>> Begin Listed entries

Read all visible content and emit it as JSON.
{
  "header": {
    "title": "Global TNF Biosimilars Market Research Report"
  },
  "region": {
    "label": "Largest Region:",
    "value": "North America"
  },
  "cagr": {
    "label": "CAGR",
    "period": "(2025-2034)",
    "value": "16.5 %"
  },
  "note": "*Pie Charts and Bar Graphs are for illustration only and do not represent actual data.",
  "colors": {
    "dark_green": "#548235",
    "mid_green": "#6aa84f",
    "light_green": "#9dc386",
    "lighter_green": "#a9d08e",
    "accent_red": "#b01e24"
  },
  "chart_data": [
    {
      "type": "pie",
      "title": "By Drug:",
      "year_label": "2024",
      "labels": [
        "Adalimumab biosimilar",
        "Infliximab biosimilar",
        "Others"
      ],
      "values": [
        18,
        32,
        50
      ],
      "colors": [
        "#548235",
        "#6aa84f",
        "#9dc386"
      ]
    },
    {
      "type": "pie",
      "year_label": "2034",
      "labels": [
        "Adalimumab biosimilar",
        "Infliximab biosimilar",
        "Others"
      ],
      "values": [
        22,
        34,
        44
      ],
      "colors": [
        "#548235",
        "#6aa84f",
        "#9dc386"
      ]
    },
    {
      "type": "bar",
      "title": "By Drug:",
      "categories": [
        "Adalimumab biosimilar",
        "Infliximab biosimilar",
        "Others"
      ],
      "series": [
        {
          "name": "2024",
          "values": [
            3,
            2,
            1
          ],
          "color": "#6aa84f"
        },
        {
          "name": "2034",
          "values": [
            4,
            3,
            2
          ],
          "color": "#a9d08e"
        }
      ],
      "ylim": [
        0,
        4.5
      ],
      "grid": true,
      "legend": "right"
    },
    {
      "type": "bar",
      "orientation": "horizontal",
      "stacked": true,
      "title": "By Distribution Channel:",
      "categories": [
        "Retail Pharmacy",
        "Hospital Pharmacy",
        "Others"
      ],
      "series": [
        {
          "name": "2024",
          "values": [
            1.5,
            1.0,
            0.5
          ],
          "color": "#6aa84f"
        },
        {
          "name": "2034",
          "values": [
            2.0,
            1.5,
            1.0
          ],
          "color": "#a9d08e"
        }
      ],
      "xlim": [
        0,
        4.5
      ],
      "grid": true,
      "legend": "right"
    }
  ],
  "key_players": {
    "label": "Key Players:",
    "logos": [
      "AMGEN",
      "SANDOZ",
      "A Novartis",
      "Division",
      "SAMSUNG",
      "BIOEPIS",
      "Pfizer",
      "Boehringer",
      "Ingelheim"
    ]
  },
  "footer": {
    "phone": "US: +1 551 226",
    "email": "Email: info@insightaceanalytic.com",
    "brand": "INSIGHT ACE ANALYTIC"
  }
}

>> End Listed entries

- Stated problem -
Return each line where "Pharmacy" shows up.

- Finished answer -
        "Retail Pharmacy",
        "Hospital Pharmacy",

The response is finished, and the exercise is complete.